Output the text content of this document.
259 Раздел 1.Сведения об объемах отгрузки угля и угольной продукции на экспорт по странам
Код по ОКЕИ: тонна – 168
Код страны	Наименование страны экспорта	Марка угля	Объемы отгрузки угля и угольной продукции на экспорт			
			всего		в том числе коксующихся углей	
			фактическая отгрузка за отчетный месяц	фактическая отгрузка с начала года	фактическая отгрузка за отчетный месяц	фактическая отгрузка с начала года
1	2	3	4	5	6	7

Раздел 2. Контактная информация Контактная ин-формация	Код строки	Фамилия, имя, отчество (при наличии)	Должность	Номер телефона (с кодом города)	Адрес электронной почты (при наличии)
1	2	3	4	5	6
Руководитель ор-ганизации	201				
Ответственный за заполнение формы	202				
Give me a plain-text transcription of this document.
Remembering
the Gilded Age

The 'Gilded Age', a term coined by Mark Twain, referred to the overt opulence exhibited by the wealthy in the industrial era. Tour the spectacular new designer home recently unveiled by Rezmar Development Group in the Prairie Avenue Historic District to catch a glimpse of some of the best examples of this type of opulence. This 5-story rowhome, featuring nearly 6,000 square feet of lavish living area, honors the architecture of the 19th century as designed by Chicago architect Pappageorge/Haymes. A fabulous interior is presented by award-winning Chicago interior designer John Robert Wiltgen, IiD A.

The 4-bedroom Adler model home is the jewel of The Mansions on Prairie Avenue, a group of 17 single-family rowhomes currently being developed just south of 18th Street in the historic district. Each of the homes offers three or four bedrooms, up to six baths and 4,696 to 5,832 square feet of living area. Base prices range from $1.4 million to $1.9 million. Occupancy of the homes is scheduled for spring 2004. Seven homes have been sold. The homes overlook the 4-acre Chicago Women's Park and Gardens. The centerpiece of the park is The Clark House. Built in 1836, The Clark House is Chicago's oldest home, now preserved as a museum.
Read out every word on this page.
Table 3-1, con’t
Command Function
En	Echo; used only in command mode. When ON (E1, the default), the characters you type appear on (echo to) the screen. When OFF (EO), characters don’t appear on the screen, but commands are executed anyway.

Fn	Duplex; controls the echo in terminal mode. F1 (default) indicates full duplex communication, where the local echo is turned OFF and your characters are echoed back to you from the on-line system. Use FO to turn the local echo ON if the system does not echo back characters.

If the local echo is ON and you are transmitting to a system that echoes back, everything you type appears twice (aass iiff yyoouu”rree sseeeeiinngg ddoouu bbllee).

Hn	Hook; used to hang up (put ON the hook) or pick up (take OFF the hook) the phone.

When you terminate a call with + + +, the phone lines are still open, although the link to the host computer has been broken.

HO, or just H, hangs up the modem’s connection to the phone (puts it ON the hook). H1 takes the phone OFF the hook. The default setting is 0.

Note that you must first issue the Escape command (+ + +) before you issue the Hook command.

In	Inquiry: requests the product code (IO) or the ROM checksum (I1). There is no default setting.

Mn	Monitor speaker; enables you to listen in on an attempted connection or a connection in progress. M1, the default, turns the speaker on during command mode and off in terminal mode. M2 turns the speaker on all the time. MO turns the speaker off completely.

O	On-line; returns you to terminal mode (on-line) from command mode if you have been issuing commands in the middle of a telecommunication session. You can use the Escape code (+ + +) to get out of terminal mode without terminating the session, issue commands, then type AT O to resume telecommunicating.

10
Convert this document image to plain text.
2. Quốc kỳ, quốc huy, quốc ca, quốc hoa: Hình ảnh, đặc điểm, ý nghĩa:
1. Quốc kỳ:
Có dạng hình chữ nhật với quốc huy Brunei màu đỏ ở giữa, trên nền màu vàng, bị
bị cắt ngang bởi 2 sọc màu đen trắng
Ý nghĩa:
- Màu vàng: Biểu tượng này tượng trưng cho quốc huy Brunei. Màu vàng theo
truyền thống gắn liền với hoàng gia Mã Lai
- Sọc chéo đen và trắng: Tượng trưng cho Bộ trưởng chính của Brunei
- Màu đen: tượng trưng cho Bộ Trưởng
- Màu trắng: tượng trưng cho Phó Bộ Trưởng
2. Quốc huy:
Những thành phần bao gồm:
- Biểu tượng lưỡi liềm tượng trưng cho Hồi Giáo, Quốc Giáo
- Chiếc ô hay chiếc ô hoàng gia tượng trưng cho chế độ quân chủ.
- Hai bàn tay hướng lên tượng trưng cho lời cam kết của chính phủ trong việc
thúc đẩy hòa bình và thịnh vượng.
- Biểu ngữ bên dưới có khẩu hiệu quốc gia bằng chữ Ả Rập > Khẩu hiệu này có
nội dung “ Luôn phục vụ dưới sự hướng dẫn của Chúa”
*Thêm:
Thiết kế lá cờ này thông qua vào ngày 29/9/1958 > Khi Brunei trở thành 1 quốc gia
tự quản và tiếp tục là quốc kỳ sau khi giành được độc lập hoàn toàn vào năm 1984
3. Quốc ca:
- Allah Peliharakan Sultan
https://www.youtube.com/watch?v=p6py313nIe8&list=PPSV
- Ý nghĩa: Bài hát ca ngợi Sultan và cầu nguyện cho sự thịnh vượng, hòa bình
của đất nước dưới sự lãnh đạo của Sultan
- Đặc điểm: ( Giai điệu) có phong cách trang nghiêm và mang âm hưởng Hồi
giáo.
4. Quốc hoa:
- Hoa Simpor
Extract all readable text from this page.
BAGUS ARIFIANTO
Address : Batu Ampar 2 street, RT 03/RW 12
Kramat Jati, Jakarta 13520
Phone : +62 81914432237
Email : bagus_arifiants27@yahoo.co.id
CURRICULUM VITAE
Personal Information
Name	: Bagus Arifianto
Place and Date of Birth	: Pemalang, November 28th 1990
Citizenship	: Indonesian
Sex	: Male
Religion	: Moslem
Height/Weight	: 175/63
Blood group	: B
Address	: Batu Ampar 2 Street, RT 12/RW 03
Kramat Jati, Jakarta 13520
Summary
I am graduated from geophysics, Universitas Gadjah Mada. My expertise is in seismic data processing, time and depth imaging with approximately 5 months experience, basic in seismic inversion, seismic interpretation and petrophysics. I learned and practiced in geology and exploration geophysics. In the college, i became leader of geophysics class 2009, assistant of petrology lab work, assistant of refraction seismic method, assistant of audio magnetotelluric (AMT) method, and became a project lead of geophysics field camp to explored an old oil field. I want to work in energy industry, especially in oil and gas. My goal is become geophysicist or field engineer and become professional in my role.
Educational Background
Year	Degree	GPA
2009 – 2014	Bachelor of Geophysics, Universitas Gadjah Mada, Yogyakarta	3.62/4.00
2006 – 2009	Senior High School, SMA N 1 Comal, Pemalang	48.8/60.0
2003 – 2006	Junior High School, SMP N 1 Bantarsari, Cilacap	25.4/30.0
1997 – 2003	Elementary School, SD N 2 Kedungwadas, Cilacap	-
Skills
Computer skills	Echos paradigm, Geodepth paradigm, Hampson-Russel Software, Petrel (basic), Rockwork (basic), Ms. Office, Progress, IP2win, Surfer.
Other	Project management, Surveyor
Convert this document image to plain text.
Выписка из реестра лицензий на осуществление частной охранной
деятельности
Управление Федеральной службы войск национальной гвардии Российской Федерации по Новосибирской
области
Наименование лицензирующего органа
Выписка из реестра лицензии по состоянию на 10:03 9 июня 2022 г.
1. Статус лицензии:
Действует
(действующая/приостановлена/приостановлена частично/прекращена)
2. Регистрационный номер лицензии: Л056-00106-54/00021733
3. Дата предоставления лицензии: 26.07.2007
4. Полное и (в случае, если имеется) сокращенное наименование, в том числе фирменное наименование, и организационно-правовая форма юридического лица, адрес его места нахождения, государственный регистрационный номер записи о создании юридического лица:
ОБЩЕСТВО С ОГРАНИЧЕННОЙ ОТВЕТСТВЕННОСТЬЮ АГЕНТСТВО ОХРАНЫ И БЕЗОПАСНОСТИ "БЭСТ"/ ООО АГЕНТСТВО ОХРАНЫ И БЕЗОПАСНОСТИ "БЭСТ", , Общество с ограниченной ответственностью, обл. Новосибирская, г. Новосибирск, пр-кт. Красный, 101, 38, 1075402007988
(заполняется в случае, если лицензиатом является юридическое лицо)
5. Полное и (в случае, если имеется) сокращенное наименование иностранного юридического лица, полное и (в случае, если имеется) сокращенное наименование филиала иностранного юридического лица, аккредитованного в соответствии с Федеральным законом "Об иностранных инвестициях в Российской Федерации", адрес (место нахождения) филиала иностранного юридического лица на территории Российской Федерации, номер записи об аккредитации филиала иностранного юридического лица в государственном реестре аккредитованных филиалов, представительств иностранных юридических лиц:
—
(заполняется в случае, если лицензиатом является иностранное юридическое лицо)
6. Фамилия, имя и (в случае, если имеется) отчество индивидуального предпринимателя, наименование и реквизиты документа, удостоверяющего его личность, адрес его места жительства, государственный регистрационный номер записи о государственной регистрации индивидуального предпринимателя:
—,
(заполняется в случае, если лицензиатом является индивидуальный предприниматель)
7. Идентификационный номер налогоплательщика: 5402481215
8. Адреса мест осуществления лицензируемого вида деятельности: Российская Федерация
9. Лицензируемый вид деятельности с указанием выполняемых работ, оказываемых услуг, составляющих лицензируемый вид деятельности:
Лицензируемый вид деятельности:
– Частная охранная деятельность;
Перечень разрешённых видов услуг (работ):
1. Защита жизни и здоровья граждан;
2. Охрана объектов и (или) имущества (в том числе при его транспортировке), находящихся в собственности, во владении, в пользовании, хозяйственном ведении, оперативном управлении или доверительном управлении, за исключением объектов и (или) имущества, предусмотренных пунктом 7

■ Work instructions: The answer is a single number, the count of lines in the records that contain the string "Ampar".

■ Solution for this problem: 2